» **Exercise instructions**
In the material below, find how many lines contain the string "this". Write only that number.

» **Stored data**
════════════════════

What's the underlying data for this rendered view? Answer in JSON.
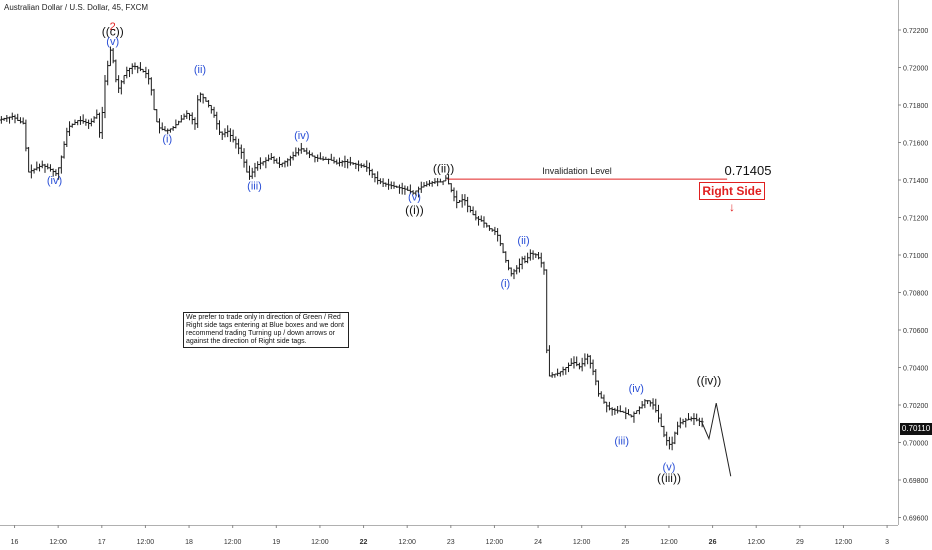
{
  "header": {
    "symbol": "Australian Dollar / U.S. Dollar, 45, FXCM"
  },
  "note": {
    "lines": [
      "We prefer to trade only in direction of Green / Red",
      "Right side tags entering at Blue boxes and we dont",
      "recommend trading Turning up / down arrows or",
      "against the direction of Right side tags."
    ]
  },
  "invalidation": {
    "label": "Invalidation Level",
    "value": "0.71405"
  },
  "right_side": {
    "label": "Right Side",
    "arrow": "↓"
  },
  "last_price": "0.70110",
  "colors": {
    "candle": "#1a1a1a",
    "blue_label": "#2a4fd6",
    "black_label": "#111111",
    "red": "#e02020",
    "axis_text": "#333333"
  },
  "chart_data": {
    "type": "candlestick",
    "title": "Australian Dollar / U.S. Dollar, 45, FXCM",
    "y_ticks": [
      "0.72200",
      "0.72000",
      "0.71800",
      "0.71600",
      "0.71400",
      "0.71200",
      "0.71000",
      "0.70800",
      "0.70600",
      "0.70400",
      "0.70200",
      "0.70000",
      "0.69800",
      "0.69600"
    ],
    "y_tick_values": [
      0.722,
      0.72,
      0.718,
      0.716,
      0.714,
      0.712,
      0.71,
      0.708,
      0.706,
      0.704,
      0.702,
      0.7,
      0.698,
      0.696
    ],
    "ylim": [
      0.6956,
      0.7236
    ],
    "x_ticks": [
      "16",
      "12:00",
      "17",
      "12:00",
      "18",
      "12:00",
      "19",
      "12:00",
      "22",
      "12:00",
      "23",
      "12:00",
      "24",
      "12:00",
      "25",
      "12:00",
      "26",
      "12:00",
      "29",
      "12:00",
      "3"
    ],
    "x_tick_times": [
      0,
      12,
      24,
      36,
      48,
      60,
      72,
      84,
      96,
      108,
      120,
      132,
      144,
      156,
      168,
      180,
      192,
      204,
      216,
      228,
      240
    ],
    "bold_ticks": [
      "22",
      "26"
    ],
    "xlim": [
      -4,
      243
    ],
    "price_path": [
      [
        -4,
        0.7172
      ],
      [
        0,
        0.7174
      ],
      [
        1,
        0.7172
      ],
      [
        3,
        0.717
      ],
      [
        4,
        0.7144
      ],
      [
        6,
        0.7146
      ],
      [
        8,
        0.7148
      ],
      [
        10,
        0.7146
      ],
      [
        12,
        0.7143
      ],
      [
        13,
        0.715
      ],
      [
        15,
        0.7168
      ],
      [
        18,
        0.7172
      ],
      [
        21,
        0.717
      ],
      [
        23,
        0.7175
      ],
      [
        24,
        0.7162
      ],
      [
        25,
        0.719
      ],
      [
        27,
        0.7212
      ],
      [
        28,
        0.7195
      ],
      [
        29,
        0.7189
      ],
      [
        31,
        0.7198
      ],
      [
        33,
        0.7201
      ],
      [
        35,
        0.7199
      ],
      [
        37,
        0.7196
      ],
      [
        38,
        0.7188
      ],
      [
        39,
        0.7174
      ],
      [
        40,
        0.7168
      ],
      [
        42,
        0.7166
      ],
      [
        44,
        0.7168
      ],
      [
        46,
        0.7172
      ],
      [
        48,
        0.7176
      ],
      [
        50,
        0.717
      ],
      [
        51,
        0.7187
      ],
      [
        53,
        0.7182
      ],
      [
        55,
        0.7176
      ],
      [
        56,
        0.717
      ],
      [
        57,
        0.7164
      ],
      [
        59,
        0.7166
      ],
      [
        61,
        0.716
      ],
      [
        63,
        0.7154
      ],
      [
        64,
        0.7145
      ],
      [
        65,
        0.7142
      ],
      [
        67,
        0.7148
      ],
      [
        69,
        0.715
      ],
      [
        71,
        0.7152
      ],
      [
        73,
        0.7148
      ],
      [
        75,
        0.715
      ],
      [
        77,
        0.7153
      ],
      [
        79,
        0.7157
      ],
      [
        81,
        0.7154
      ],
      [
        83,
        0.7152
      ],
      [
        85,
        0.7151
      ],
      [
        87,
        0.7151
      ],
      [
        89,
        0.7149
      ],
      [
        91,
        0.715
      ],
      [
        93,
        0.7149
      ],
      [
        95,
        0.7148
      ],
      [
        97,
        0.7147
      ],
      [
        98,
        0.7145
      ],
      [
        100,
        0.714
      ],
      [
        102,
        0.7138
      ],
      [
        104,
        0.7137
      ],
      [
        106,
        0.7136
      ],
      [
        108,
        0.7135
      ],
      [
        110,
        0.7133
      ],
      [
        112,
        0.7136
      ],
      [
        114,
        0.7138
      ],
      [
        116,
        0.7139
      ],
      [
        118,
        0.7139
      ],
      [
        119,
        0.7141
      ],
      [
        120,
        0.7137
      ],
      [
        121,
        0.7132
      ],
      [
        122,
        0.7128
      ],
      [
        124,
        0.713
      ],
      [
        125,
        0.7126
      ],
      [
        127,
        0.712
      ],
      [
        129,
        0.7118
      ],
      [
        131,
        0.7114
      ],
      [
        133,
        0.7112
      ],
      [
        134,
        0.7106
      ],
      [
        135,
        0.71
      ],
      [
        136,
        0.7094
      ],
      [
        137,
        0.709
      ],
      [
        139,
        0.7094
      ],
      [
        140,
        0.7098
      ],
      [
        141,
        0.7096
      ],
      [
        142,
        0.7101
      ],
      [
        144,
        0.71
      ],
      [
        145,
        0.7097
      ],
      [
        146,
        0.7092
      ],
      [
        147,
        0.7035
      ],
      [
        148,
        0.7036
      ],
      [
        150,
        0.7037
      ],
      [
        152,
        0.704
      ],
      [
        154,
        0.7043
      ],
      [
        156,
        0.704
      ],
      [
        157,
        0.7044
      ],
      [
        158,
        0.7046
      ],
      [
        159,
        0.7041
      ],
      [
        160,
        0.7035
      ],
      [
        161,
        0.7026
      ],
      [
        163,
        0.702
      ],
      [
        164,
        0.7018
      ],
      [
        166,
        0.7017
      ],
      [
        168,
        0.7016
      ],
      [
        170,
        0.7014
      ],
      [
        172,
        0.7018
      ],
      [
        173,
        0.702
      ],
      [
        174,
        0.7023
      ],
      [
        176,
        0.702
      ],
      [
        177,
        0.7016
      ],
      [
        178,
        0.701
      ],
      [
        179,
        0.7004
      ],
      [
        180,
        0.7
      ],
      [
        181,
        0.6998
      ],
      [
        182,
        0.7005
      ],
      [
        183,
        0.701
      ],
      [
        185,
        0.7012
      ],
      [
        187,
        0.7013
      ],
      [
        189,
        0.7011
      ]
    ],
    "projection": [
      [
        189,
        0.7011
      ],
      [
        191,
        0.7002
      ],
      [
        193,
        0.7021
      ],
      [
        197,
        0.6982
      ]
    ],
    "invalidation_level": 0.71405,
    "invalidation_span": [
      119,
      196
    ],
    "wave_labels": [
      {
        "text": "2",
        "t": 27,
        "p": 0.722,
        "color": "red"
      },
      {
        "text": "((c))",
        "t": 27,
        "p": 0.7217,
        "color": "black"
      },
      {
        "text": "(v)",
        "t": 27,
        "p": 0.7212,
        "color": "blue"
      },
      {
        "text": "(iv)",
        "t": 11,
        "p": 0.7138,
        "color": "blue"
      },
      {
        "text": "(i)",
        "t": 42,
        "p": 0.716,
        "color": "blue"
      },
      {
        "text": "(ii)",
        "t": 51,
        "p": 0.7197,
        "color": "blue"
      },
      {
        "text": "(iii)",
        "t": 66,
        "p": 0.7135,
        "color": "blue"
      },
      {
        "text": "(iv)",
        "t": 79,
        "p": 0.7162,
        "color": "blue"
      },
      {
        "text": "((ii))",
        "t": 118,
        "p": 0.7144,
        "color": "black"
      },
      {
        "text": "(v)",
        "t": 110,
        "p": 0.7129,
        "color": "blue"
      },
      {
        "text": "((i))",
        "t": 110,
        "p": 0.7122,
        "color": "black"
      },
      {
        "text": "(ii)",
        "t": 140,
        "p": 0.7106,
        "color": "blue"
      },
      {
        "text": "(i)",
        "t": 135,
        "p": 0.7083,
        "color": "blue"
      },
      {
        "text": "(iv)",
        "t": 171,
        "p": 0.7027,
        "color": "blue"
      },
      {
        "text": "(iii)",
        "t": 167,
        "p": 0.6999,
        "color": "blue"
      },
      {
        "text": "(v)",
        "t": 180,
        "p": 0.6985,
        "color": "blue"
      },
      {
        "text": "((iii))",
        "t": 180,
        "p": 0.6979,
        "color": "black"
      },
      {
        "text": "((iv))",
        "t": 191,
        "p": 0.7031,
        "color": "black"
      }
    ]
  }
}
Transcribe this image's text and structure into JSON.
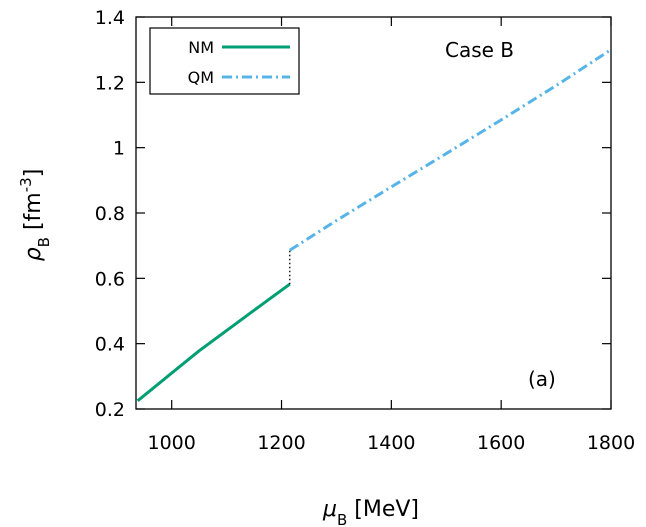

════════════════════

» **Finished task**
2